- [Data in this exercise]:
* Begin *
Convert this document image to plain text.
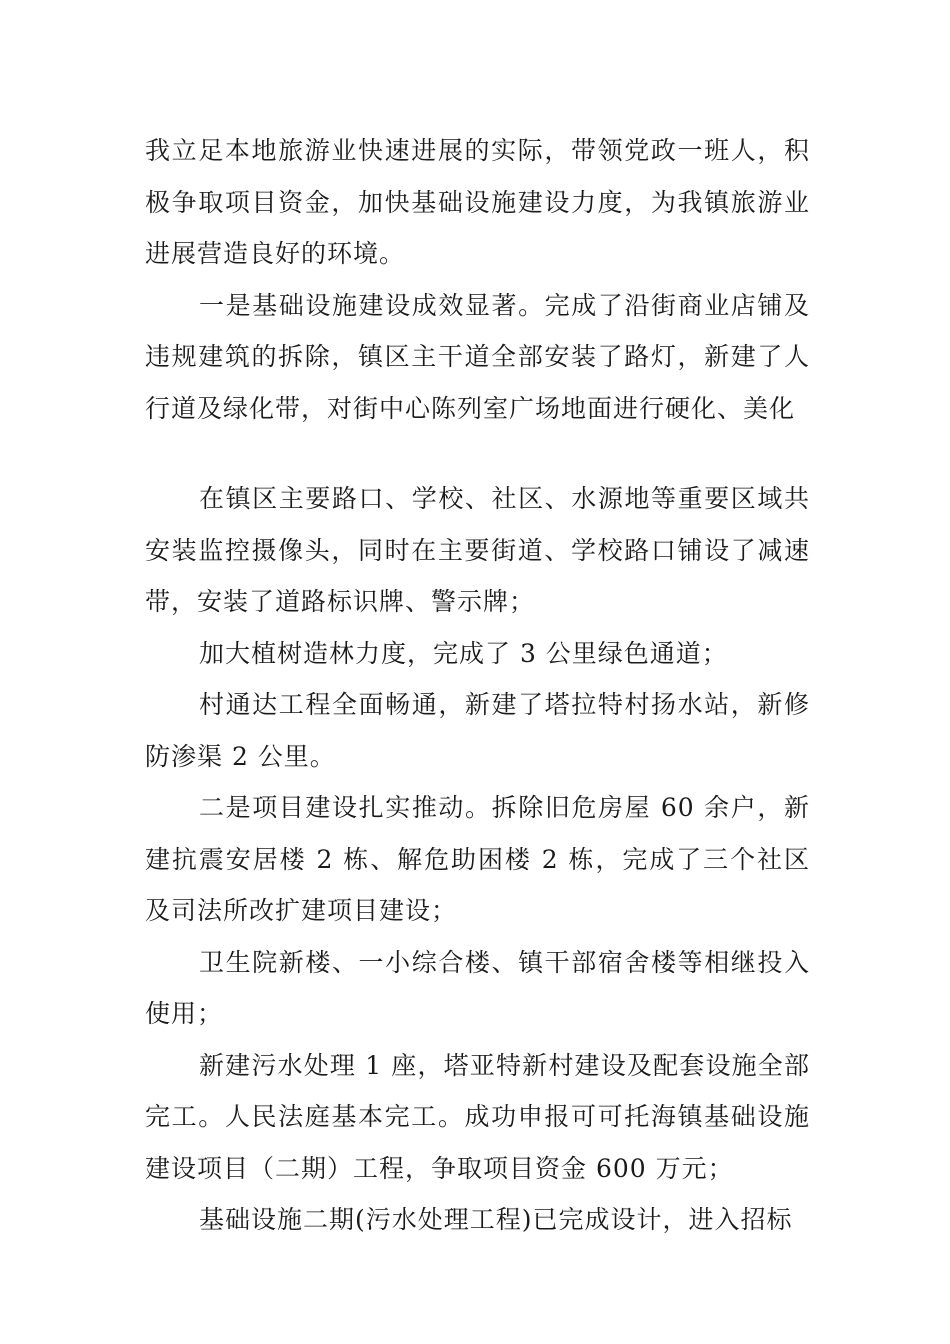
我立足本地旅游业快速进展的实际，带领党政一班人，积极争取项目资金，加快基础设施建设力度，为我镇旅游业进展营造良好的环境。

一是基础设施建设成效显著。完成了沿街商业店铺及违规建筑的拆除，镇区主干道全部安装了路灯，新建了人行道及绿化带，对街中心陈列室广场地面进行硬化、美化

在镇区主要路口、学校、社区、水源地等重要区域共安装监控摄像头，同时在主要街道、学校路口铺设了减速带，安装了道路标识牌、警示牌；

加大植树造林力度，完成了 3 公里绿色通道；

村通达工程全面畅通，新建了塔拉特村扬水站，新修防渗渠 2 公里。

二是项目建设扎实推动。拆除旧危房屋 60 余户，新建抗震安居楼 2 栋、解危助困楼 2 栋，完成了三个社区及司法所改扩建项目建设；

卫生院新楼、一小综合楼、镇干部宿舍楼等相继投入使用；

新建污水处理 1 座，塔亚特新村建设及配套设施全部完工。人民法庭基本完工。成功申报可可托海镇基础设施建设项目（二期）工程，争取项目资金 600 万元；

基础设施二期(污水处理工程)已完成设计，进入招标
* End *
- [Task statement]: Reproduce each record above by retyping it exactly; omit all images.

- [Problem solution]:
Convert this document image to plain text.
我立足本地旅游业快速进展的实际，带领党政一班人，积极争取项目资金，加快基础设施建设力度，为我镇旅游业进展营造良好的环境。

一是基础设施建设成效显著。完成了沿街商业店铺及违规建筑的拆除，镇区主干道全部安装了路灯，新建了人行道及绿化带，对街中心陈列室广场地面进行硬化、美化

在镇区主要路口、学校、社区、水源地等重要区域共安装监控摄像头，同时在主要街道、学校路口铺设了减速带，安装了道路标识牌、警示牌；

加大植树造林力度，完成了 3 公里绿色通道；

村通达工程全面畅通，新建了塔拉特村扬水站，新修防渗渠 2 公里。

二是项目建设扎实推动。拆除旧危房屋 60 余户，新建抗震安居楼 2 栋、解危助困楼 2 栋，完成了三个社区及司法所改扩建项目建设；

卫生院新楼、一小综合楼、镇干部宿舍楼等相继投入使用；

新建污水处理 1 座，塔亚特新村建设及配套设施全部完工。人民法庭基本完工。成功申报可可托海镇基础设施建设项目（二期）工程，争取项目资金 600 万元；

基础设施二期(污水处理工程)已完成设计，进入招标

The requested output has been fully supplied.